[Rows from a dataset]

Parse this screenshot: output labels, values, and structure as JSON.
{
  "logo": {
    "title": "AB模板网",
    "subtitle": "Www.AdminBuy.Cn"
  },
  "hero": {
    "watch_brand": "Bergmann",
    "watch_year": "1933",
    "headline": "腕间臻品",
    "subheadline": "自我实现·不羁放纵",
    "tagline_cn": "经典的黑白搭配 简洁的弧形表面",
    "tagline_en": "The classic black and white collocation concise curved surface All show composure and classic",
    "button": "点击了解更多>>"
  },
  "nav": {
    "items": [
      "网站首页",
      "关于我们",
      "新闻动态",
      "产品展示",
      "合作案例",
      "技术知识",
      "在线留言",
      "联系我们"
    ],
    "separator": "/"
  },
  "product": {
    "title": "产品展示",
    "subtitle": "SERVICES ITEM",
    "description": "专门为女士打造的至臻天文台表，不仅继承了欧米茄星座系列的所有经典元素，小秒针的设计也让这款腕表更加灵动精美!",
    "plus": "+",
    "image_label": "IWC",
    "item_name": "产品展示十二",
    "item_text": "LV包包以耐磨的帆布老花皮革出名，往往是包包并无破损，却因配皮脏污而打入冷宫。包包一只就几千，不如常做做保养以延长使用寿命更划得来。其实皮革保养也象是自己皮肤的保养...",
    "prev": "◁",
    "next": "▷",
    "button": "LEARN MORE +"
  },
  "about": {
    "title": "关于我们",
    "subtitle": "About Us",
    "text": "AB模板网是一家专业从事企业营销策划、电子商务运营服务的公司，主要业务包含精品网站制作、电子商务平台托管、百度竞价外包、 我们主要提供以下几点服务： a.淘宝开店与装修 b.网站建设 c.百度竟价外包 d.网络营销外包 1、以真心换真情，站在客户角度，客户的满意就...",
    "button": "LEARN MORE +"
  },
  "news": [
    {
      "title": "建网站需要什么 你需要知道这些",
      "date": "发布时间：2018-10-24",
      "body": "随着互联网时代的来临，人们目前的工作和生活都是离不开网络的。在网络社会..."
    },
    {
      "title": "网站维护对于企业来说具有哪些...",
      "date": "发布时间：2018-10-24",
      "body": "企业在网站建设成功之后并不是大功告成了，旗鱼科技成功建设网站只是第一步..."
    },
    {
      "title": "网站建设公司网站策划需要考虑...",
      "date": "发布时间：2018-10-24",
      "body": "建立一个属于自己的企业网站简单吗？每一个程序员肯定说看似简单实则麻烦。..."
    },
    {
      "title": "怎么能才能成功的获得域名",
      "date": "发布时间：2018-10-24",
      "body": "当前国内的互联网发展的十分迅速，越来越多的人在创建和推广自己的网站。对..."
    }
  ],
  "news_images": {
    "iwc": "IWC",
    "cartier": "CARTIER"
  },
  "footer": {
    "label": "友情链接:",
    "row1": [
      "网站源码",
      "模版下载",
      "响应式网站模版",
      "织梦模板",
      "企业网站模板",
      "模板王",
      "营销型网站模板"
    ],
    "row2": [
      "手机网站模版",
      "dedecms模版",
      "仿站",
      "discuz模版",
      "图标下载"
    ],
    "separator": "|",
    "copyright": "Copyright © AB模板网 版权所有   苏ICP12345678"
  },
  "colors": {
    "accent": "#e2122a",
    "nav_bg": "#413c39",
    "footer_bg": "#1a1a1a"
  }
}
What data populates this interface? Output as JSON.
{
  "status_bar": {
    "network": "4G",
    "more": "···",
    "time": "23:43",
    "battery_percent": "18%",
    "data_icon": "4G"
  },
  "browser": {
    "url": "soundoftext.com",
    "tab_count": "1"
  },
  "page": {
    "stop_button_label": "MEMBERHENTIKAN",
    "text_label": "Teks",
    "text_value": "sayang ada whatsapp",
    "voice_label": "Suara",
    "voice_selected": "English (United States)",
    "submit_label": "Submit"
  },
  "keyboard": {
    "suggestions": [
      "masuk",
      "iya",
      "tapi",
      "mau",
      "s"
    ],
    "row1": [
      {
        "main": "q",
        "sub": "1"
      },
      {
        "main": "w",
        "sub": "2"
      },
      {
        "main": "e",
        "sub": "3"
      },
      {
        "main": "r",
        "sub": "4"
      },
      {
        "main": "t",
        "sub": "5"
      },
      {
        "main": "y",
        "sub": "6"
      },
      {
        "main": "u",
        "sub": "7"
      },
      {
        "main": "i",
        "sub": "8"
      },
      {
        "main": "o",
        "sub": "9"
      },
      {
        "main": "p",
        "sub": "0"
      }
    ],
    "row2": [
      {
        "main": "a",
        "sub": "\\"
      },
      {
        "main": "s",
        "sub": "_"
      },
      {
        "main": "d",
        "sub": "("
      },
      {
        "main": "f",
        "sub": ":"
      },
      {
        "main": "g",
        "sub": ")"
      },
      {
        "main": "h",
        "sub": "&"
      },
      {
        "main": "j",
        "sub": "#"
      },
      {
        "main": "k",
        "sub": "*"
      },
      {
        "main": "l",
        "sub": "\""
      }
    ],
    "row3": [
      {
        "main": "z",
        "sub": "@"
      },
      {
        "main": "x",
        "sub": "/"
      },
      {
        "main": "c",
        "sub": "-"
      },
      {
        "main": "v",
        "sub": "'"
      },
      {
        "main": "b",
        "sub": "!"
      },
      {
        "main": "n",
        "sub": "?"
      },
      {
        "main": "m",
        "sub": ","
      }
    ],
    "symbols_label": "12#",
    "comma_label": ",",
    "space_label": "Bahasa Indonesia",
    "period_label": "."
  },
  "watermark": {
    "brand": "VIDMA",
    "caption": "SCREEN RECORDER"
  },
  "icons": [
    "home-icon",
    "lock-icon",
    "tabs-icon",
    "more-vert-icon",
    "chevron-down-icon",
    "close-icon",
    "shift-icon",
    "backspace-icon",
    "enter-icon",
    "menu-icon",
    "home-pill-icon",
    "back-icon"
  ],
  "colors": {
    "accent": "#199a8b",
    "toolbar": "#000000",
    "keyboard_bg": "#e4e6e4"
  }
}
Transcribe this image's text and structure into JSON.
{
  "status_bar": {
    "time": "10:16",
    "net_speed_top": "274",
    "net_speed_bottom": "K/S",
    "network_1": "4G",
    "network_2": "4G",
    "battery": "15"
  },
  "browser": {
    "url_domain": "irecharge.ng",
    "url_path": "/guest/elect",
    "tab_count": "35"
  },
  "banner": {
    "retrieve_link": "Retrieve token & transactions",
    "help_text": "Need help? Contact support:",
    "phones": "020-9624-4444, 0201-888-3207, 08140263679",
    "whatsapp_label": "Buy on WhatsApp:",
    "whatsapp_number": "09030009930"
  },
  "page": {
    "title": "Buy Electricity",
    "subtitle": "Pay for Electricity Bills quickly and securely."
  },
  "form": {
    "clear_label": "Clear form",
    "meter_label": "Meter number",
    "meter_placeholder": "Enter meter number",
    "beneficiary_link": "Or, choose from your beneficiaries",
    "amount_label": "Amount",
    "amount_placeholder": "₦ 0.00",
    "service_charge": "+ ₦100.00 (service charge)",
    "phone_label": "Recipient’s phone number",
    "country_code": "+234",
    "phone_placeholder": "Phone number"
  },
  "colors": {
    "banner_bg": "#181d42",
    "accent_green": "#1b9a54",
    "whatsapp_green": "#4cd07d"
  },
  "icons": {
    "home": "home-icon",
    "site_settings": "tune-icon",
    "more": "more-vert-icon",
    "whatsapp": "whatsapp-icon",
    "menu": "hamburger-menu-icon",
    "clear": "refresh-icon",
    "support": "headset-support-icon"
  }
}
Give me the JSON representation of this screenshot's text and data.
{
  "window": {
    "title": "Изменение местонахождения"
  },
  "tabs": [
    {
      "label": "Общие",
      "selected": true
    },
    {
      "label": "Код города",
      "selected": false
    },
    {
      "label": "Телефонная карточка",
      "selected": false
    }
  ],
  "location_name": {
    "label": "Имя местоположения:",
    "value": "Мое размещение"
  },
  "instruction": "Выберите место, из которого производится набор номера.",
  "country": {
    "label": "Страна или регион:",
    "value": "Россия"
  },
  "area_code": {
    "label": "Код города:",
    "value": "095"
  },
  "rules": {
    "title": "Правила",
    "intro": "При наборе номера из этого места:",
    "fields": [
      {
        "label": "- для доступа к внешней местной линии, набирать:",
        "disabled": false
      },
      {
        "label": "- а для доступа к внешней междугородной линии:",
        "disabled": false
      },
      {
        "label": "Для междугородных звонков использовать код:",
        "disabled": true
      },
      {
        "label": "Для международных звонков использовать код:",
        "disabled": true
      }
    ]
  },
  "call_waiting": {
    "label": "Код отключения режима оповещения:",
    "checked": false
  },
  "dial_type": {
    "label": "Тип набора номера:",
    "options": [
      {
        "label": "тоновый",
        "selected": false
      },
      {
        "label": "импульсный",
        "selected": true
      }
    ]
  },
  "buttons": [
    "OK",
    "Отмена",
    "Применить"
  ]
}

_EXERCISE OBJECTIVE_
Look through the entries above and report each line where the string "JSON" occurs.

_EXERCISE OUTPUT_
Parse this screenshot: output labels, values, and structure as JSON.
What data populates this interface? Output as JSON.
Transcribe this image's text and structure into JSON.
Give me the JSON representation of this screenshot's text and data.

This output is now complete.